● TEXT
· · · ·

Bundesamt für Sicherheit in der Informationstechnik

M 5.49 Callback basierend auf CLIP/COLP

Verantwortlich für Initiierung: Administrator, IT-Sicherheitsbeauftragter

Verantwortlich für Umsetzung: Administrator

Viele Kommunikationskarten bieten die Option automatischer Rückruf (Callback). Ist diese Option aktiviert, trennt die Kommunikationskarte, wenn sie einen Anruf erhält, sofort nach dem erfolgreichen Verbindungsaufbau die Verbindung und ruft eine voreingestellte Nummer zurück. Dadurch wird verhindert, dass ein nicht autorisierter Anrufer diesen Fernzugang missbrauchen kann, solange er nicht unter der voreingestellten Nummer erreichbar ist. Callback ist immer dann einzusetzen, wenn ein fester Kommunikationspartner sich automatisch einwählen können soll. Zu beachten ist, dass mit dem automatischen Rückruf auch die Kosten der Datenübertragung übernommen werden.

Mit Hilfe des ISDN ist eine Variante des Callback zu einer festen Rufnummer möglich: Die angesprochene ISDN-Karte prüft mit Hilfe des ISDN-Leistungsmerkmals Calling Line Identification Presentation ( CLIP ), von welcher Stelle aus die Verbindungsanforderung erfolgte, und vergleicht die übermittelte Rufnummer mit einer Rufnummerntabelle. Wurde über CLIP eine gültige Rufnummer übermittelt, wird die in der Rufnummerntabelle hinterlegte Rufnummer zurückgerufen.

· · · ·

● ANGEZEIGTE INFORMATIONEN
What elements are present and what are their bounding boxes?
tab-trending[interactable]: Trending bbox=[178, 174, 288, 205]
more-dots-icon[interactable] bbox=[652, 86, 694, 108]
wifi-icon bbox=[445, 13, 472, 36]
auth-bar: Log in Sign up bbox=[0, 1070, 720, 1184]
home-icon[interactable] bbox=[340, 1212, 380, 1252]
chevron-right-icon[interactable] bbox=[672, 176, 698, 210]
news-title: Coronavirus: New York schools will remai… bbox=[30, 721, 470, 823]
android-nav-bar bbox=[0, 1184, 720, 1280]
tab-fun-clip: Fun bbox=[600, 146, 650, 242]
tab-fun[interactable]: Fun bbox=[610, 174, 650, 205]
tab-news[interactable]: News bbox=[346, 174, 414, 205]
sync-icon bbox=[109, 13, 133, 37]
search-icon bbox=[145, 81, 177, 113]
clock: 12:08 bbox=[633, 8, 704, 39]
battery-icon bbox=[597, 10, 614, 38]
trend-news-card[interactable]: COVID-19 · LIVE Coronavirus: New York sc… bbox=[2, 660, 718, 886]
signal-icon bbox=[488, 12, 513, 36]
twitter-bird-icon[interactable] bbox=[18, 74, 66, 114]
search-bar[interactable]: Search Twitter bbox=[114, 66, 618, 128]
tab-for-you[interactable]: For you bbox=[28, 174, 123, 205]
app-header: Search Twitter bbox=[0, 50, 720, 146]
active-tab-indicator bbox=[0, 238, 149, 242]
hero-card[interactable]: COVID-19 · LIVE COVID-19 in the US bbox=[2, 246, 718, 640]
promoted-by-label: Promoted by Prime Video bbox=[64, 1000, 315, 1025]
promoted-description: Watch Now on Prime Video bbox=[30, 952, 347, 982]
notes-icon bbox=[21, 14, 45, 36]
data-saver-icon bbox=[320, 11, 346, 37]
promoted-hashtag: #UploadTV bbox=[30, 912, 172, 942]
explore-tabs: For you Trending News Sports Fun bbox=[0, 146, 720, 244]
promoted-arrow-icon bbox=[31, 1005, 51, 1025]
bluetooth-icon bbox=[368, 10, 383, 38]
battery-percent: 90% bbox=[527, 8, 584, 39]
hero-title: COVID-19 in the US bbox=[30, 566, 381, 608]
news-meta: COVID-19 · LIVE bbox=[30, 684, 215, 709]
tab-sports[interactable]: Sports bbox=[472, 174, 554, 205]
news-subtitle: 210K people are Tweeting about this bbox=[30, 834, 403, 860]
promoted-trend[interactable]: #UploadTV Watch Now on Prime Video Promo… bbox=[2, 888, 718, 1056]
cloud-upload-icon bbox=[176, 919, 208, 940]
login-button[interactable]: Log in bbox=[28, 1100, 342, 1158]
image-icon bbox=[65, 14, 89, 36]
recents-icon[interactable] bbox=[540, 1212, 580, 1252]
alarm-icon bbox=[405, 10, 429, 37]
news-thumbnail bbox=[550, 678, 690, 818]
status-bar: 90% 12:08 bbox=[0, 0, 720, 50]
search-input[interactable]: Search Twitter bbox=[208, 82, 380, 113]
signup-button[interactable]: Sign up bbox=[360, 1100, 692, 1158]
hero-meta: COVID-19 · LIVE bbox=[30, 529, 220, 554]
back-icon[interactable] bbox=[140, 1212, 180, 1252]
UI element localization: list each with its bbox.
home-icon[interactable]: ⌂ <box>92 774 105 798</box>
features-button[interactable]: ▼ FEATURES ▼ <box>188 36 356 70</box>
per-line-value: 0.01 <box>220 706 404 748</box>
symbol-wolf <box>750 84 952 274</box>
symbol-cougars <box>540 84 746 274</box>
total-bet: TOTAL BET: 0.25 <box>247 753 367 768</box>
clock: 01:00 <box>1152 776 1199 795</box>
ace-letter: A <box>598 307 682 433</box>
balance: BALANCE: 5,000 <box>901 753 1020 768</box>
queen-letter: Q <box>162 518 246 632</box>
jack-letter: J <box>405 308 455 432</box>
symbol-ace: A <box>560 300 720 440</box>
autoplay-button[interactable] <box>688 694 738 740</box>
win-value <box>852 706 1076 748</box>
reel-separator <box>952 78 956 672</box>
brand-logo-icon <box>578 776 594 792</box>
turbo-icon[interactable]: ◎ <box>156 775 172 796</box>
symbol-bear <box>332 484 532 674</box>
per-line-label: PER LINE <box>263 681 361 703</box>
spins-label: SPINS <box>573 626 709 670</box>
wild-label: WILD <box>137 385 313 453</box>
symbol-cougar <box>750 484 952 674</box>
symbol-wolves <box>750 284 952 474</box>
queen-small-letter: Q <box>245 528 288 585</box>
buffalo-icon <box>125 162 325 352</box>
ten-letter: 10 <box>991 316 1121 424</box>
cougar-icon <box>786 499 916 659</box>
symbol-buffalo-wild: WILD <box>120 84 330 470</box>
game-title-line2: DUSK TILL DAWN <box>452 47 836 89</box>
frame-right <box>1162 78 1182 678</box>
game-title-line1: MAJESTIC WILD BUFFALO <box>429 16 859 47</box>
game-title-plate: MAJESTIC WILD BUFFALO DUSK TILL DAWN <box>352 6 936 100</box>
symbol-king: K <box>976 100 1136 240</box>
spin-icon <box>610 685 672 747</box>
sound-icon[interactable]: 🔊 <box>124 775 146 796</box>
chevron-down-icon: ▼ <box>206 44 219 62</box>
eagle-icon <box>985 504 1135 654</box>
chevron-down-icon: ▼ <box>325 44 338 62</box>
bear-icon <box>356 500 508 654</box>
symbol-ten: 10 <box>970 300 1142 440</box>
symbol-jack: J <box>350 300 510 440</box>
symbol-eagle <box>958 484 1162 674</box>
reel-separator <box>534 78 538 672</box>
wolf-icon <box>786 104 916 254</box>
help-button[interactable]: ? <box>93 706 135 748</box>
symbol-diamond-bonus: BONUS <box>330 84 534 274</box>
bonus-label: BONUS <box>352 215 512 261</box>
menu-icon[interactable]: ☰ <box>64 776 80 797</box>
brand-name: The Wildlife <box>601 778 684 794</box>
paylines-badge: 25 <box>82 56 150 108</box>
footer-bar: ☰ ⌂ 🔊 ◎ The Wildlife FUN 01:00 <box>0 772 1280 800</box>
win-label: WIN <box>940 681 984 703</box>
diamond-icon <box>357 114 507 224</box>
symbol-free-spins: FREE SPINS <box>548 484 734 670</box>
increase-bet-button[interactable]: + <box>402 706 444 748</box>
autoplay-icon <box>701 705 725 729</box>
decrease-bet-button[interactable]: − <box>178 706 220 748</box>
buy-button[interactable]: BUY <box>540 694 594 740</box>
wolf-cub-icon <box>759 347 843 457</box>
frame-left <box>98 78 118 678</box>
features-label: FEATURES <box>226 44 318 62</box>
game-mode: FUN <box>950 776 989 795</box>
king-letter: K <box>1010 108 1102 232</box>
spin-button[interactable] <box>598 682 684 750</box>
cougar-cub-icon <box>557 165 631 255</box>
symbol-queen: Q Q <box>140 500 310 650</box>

· · · ·

● AUFTRAG 1
Gib aus dem Text zu Callback alles von „Viele Kommunikationskarten bieten“ bis hinunter zu „Datenübertragung übernommen werden.“ wortgetreu wieder.
● AUFTRAG 2
Wer ist laut dem Text zu Callback für die Umsetzung verantwortlich?
Die Einträge sind eigenständiges Material und gehören nicht zum Text.

● ANTWORTFELD 1
Viele Kommunikationskarten bieten die Option automatischer Rückruf (Callback). Ist diese Option aktiviert, trennt die Kommunikationskarte, wenn sie einen Anruf erhält, sofort nach dem erfolgreichen Verbindungsaufbau die Verbindung und ruft eine voreingestellte Nummer zurück. Dadurch wird verhindert, dass ein nicht autorisierter Anrufer diesen Fernzugang missbrauchen kann, solange er nicht unter der voreingestellten Nummer erreichbar ist. Callback ist immer dann einzusetzen, wenn ein fester Kommunikationspartner sich automatisch einwählen können soll. Zu beachten ist, dass mit dem automatischen Rückruf auch die Kosten der Datenübertragung übernommen werden.

● ANTWORTFELD 2
Der Administrator.